[Records from a data source]
::::::::::

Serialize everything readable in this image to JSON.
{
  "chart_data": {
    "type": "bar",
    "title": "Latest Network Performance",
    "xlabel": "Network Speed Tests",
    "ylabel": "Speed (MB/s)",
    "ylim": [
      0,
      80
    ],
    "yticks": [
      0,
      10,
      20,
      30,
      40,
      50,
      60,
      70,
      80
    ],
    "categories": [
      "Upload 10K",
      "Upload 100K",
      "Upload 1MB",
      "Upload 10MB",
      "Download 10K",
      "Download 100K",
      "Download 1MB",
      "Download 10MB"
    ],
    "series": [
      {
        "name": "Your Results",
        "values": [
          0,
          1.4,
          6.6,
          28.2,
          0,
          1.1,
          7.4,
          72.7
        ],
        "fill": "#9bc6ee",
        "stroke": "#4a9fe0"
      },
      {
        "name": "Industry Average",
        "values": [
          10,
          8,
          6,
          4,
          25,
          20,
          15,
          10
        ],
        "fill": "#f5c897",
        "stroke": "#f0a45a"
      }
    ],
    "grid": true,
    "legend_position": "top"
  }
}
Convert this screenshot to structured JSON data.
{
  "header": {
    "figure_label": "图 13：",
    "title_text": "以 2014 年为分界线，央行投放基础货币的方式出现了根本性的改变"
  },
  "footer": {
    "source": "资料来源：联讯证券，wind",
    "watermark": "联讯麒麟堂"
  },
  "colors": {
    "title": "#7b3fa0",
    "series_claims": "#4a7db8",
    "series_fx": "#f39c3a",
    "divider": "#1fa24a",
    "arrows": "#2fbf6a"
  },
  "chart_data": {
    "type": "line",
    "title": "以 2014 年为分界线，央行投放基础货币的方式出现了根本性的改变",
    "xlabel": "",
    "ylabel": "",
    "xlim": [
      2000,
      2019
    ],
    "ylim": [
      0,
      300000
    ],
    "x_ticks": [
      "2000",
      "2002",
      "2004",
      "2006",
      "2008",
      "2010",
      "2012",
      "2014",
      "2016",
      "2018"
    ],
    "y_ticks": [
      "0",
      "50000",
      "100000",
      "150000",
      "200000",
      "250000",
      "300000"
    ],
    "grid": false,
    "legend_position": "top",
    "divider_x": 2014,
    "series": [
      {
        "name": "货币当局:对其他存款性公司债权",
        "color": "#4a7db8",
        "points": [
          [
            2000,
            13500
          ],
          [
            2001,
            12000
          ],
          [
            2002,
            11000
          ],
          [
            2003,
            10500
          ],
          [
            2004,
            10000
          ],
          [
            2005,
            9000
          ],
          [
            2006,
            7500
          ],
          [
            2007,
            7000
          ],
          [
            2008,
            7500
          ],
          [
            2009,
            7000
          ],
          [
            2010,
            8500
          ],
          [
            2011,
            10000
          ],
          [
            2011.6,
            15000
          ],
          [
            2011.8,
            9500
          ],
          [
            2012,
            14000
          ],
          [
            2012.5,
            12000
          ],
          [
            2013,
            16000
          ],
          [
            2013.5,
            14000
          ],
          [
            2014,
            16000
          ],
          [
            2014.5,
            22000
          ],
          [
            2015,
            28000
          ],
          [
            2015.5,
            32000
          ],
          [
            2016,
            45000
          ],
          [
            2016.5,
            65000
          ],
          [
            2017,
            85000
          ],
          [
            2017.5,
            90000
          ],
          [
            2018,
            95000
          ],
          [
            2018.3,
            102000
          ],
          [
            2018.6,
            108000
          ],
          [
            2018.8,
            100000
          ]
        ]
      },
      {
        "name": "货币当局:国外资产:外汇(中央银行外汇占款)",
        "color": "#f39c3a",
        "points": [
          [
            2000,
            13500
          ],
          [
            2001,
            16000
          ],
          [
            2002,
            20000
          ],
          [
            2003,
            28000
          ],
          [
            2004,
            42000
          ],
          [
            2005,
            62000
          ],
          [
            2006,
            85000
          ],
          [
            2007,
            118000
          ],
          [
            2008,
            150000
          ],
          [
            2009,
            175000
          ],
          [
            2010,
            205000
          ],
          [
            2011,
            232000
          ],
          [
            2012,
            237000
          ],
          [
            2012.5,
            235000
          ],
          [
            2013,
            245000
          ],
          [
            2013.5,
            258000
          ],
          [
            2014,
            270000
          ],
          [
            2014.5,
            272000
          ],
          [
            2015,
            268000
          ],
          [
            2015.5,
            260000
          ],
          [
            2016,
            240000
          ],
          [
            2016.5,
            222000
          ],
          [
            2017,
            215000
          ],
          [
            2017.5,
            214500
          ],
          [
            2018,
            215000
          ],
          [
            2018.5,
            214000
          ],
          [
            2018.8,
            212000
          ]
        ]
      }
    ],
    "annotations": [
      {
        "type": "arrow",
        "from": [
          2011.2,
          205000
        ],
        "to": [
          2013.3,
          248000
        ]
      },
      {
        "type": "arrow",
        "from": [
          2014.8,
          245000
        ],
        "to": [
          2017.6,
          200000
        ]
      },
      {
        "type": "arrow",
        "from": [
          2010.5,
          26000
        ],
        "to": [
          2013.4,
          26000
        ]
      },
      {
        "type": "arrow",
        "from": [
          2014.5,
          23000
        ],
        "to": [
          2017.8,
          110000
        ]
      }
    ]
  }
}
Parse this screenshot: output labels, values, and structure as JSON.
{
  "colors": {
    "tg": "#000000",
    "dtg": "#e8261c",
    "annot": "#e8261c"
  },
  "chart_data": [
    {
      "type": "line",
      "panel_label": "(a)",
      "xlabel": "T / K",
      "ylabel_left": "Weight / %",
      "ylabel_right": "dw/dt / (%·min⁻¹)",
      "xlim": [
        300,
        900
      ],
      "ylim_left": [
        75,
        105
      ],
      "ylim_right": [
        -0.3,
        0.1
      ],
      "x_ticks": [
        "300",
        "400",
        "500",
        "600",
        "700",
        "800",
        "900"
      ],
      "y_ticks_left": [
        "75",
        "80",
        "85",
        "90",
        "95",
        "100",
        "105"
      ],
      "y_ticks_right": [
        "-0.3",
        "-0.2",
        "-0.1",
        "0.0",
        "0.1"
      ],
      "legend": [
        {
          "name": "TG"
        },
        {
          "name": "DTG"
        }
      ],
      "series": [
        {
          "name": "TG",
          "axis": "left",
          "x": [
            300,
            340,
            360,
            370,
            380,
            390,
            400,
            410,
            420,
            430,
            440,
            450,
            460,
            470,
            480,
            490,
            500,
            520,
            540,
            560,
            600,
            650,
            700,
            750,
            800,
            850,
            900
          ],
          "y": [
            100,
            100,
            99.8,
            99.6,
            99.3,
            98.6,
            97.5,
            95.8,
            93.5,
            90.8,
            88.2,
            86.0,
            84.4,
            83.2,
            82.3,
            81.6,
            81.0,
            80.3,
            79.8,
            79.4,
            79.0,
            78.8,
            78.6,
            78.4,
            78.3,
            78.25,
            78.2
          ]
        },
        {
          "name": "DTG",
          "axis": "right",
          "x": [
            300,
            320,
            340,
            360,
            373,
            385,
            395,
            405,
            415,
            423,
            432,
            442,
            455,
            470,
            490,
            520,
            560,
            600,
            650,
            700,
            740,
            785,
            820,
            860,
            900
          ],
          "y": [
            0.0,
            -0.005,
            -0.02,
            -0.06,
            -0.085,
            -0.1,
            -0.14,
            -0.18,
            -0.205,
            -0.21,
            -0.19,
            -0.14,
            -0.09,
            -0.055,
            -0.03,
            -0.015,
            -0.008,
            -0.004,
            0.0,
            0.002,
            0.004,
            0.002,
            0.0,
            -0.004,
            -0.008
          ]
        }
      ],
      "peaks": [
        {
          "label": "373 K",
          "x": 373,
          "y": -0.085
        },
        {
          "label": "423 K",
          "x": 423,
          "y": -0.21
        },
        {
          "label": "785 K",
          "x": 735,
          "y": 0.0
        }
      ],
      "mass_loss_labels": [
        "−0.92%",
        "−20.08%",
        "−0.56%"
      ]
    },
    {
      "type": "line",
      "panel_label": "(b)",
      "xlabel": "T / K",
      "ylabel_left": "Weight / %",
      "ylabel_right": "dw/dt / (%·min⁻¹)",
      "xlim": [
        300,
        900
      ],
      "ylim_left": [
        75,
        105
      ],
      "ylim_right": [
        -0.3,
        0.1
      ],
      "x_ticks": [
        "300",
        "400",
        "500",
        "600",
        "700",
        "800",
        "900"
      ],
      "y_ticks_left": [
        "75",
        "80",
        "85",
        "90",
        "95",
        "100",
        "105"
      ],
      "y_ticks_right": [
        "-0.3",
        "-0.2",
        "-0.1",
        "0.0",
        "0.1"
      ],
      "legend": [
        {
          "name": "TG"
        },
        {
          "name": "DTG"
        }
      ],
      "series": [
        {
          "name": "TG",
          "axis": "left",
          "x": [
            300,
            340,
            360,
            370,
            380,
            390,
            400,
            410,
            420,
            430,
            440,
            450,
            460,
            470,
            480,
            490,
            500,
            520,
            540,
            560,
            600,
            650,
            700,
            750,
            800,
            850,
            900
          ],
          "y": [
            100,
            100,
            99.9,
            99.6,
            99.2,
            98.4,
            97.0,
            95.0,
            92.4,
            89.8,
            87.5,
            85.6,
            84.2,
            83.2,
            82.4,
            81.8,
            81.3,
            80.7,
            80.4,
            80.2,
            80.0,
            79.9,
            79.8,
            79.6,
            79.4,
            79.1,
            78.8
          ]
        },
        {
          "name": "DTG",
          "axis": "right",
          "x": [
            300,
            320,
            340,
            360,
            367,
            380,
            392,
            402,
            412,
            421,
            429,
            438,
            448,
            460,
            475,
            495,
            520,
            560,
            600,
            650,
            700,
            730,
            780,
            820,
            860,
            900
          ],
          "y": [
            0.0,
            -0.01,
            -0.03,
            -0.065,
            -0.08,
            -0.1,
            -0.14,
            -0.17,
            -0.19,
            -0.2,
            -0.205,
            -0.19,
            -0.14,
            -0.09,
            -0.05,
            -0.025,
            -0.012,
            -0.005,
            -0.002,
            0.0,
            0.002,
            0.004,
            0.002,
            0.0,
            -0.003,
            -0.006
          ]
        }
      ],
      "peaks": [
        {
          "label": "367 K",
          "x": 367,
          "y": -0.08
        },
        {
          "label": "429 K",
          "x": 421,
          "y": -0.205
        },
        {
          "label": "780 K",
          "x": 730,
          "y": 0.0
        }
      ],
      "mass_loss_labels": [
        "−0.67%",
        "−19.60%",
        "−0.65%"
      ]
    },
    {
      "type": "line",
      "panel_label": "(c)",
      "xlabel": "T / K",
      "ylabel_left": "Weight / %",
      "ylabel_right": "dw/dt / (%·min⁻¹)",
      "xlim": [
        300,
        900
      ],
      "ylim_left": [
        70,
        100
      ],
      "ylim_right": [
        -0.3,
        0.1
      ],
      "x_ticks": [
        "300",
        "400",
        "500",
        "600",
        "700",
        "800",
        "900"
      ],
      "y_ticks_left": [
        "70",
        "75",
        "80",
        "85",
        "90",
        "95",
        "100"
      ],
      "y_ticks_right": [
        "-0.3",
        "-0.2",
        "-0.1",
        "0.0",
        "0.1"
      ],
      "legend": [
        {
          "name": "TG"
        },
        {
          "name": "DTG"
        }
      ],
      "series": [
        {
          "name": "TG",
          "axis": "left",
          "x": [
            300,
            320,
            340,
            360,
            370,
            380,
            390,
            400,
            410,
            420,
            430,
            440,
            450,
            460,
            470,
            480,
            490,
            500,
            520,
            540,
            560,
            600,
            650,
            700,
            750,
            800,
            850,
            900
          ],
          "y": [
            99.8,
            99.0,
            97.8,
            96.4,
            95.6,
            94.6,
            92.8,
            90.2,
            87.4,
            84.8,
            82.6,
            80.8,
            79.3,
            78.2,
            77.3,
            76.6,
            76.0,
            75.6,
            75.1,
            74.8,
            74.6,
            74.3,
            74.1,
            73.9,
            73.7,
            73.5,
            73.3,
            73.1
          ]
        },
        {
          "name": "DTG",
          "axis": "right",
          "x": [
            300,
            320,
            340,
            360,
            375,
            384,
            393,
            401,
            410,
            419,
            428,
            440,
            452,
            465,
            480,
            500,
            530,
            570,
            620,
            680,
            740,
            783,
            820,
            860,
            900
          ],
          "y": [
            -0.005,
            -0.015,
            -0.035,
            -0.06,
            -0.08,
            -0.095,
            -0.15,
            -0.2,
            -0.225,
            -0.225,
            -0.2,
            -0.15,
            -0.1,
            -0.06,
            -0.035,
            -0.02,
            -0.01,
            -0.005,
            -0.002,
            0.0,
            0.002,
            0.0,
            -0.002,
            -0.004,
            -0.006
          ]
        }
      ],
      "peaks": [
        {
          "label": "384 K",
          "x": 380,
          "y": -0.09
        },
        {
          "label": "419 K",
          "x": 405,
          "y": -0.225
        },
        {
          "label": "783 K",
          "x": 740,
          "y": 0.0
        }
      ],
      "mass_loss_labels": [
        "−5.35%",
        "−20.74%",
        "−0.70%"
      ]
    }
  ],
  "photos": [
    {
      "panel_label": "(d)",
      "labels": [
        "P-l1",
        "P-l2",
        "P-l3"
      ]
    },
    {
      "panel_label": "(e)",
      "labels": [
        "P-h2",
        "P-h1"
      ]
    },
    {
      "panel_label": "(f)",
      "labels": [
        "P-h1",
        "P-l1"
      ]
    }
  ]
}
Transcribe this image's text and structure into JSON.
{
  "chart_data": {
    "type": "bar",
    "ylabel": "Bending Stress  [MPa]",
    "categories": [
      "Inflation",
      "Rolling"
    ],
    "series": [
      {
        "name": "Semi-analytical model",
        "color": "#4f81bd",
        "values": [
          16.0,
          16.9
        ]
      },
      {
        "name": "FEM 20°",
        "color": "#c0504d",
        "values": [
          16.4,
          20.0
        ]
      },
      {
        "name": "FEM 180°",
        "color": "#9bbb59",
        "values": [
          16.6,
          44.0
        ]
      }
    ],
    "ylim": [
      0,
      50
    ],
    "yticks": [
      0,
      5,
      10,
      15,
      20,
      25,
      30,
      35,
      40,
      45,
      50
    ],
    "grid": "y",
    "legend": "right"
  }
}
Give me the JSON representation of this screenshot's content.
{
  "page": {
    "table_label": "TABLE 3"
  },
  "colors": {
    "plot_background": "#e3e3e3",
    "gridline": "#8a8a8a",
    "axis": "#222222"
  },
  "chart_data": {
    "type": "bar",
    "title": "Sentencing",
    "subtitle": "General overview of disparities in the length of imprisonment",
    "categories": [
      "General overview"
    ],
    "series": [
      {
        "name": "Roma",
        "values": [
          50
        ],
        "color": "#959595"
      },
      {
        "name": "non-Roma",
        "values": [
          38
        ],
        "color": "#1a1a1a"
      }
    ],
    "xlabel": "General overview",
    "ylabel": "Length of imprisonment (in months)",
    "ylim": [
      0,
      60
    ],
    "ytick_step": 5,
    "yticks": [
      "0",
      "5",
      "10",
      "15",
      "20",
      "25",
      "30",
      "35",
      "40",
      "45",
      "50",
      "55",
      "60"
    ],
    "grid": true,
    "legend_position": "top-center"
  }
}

::::::::::

- _TASK DESCRIPTION_:
From the listing above, copy every line that holds the string "央行投放基础货币的方式出现了根本性的改变".

- _COMPLETED TASK_:
    "title_text": "以 2014 年为分界线，央行投放基础货币的方式出现了根本性的改变"
    "title": "以 2014 年为分界线，央行投放基础货币的方式出现了根本性的改变",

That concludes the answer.